Task to carry out
Write out all the material exactly. Leave nothing out.
-- begin --
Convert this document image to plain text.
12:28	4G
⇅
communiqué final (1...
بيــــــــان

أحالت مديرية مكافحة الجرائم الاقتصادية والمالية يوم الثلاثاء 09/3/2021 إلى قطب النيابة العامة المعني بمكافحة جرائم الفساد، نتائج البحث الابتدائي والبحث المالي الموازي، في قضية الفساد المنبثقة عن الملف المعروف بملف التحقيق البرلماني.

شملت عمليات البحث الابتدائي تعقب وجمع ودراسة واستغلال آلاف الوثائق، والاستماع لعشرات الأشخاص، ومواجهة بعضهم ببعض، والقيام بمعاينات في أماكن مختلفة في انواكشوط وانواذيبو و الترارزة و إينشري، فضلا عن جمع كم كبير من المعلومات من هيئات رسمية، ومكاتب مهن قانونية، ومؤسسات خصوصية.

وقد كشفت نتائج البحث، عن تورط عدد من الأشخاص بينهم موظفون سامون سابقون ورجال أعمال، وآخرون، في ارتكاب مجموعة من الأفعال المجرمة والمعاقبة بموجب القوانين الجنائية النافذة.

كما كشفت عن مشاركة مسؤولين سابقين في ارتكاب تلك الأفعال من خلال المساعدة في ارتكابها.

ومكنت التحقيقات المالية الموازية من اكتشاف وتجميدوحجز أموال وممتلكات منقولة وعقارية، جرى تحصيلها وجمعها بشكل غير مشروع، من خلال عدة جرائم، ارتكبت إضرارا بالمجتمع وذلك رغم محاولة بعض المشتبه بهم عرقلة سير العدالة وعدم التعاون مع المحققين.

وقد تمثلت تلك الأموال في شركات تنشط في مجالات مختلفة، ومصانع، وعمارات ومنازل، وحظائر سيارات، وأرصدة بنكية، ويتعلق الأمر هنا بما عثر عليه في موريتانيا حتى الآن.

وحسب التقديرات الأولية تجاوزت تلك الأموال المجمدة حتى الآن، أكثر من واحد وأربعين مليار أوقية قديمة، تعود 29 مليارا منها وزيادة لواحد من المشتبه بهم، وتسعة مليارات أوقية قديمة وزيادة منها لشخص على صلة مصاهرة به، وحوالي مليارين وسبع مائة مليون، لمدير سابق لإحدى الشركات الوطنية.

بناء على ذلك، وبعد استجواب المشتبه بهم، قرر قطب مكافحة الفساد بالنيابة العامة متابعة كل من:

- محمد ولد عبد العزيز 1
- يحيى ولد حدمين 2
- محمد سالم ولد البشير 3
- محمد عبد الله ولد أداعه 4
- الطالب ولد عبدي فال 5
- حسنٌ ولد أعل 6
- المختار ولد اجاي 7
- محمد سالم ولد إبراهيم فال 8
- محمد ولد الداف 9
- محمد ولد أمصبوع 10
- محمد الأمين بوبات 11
-- end --
Written response
Convert this document image to plain text.
12:28	4G
⇅
communiqué final (1...
بيــــــــان

أحالت مديرية مكافحة الجرائم الاقتصادية والمالية يوم الثلاثاء 09/3/2021 إلى قطب النيابة العامة المعني بمكافحة جرائم الفساد، نتائج البحث الابتدائي والبحث المالي الموازي، في قضية الفساد المنبثقة عن الملف المعروف بملف التحقيق البرلماني.

شملت عمليات البحث الابتدائي تعقب وجمع ودراسة واستغلال آلاف الوثائق، والاستماع لعشرات الأشخاص، ومواجهة بعضهم ببعض، والقيام بمعاينات في أماكن مختلفة في انواكشوط وانواذيبو و الترارزة و إينشري، فضلا عن جمع كم كبير من المعلومات من هيئات رسمية، ومكاتب مهن قانونية، ومؤسسات خصوصية.

وقد كشفت نتائج البحث، عن تورط عدد من الأشخاص بينهم موظفون سامون سابقون ورجال أعمال، وآخرون، في ارتكاب مجموعة من الأفعال المجرمة والمعاقبة بموجب القوانين الجنائية النافذة.

كما كشفت عن مشاركة مسؤولين سابقين في ارتكاب تلك الأفعال من خلال المساعدة في ارتكابها.

ومكنت التحقيقات المالية الموازية من اكتشاف وتجميدوحجز أموال وممتلكات منقولة وعقارية، جرى تحصيلها وجمعها بشكل غير مشروع، من خلال عدة جرائم، ارتكبت إضرارا بالمجتمع وذلك رغم محاولة بعض المشتبه بهم عرقلة سير العدالة وعدم التعاون مع المحققين.

وقد تمثلت تلك الأموال في شركات تنشط في مجالات مختلفة، ومصانع، وعمارات ومنازل، وحظائر سيارات، وأرصدة بنكية، ويتعلق الأمر هنا بما عثر عليه في موريتانيا حتى الآن.

وحسب التقديرات الأولية تجاوزت تلك الأموال المجمدة حتى الآن، أكثر من واحد وأربعين مليار أوقية قديمة، تعود 29 مليارا منها وزيادة لواحد من المشتبه بهم، وتسعة مليارات أوقية قديمة وزيادة منها لشخص على صلة مصاهرة به، وحوالي مليارين وسبع مائة مليون، لمدير سابق لإحدى الشركات الوطنية.

بناء على ذلك، وبعد استجواب المشتبه بهم، قرر قطب مكافحة الفساد بالنيابة العامة متابعة كل من:

- محمد ولد عبد العزيز 1
- يحيى ولد حدمين 2
- محمد سالم ولد البشير 3
- محمد عبد الله ولد أداعه 4
- الطالب ولد عبدي فال 5
- حسنٌ ولد أعل 6
- المختار ولد اجاي 7
- محمد سالم ولد إبراهيم فال 8
- محمد ولد الداف 9
- محمد ولد أمصبوع 10
- محمد الأمين بوبات 11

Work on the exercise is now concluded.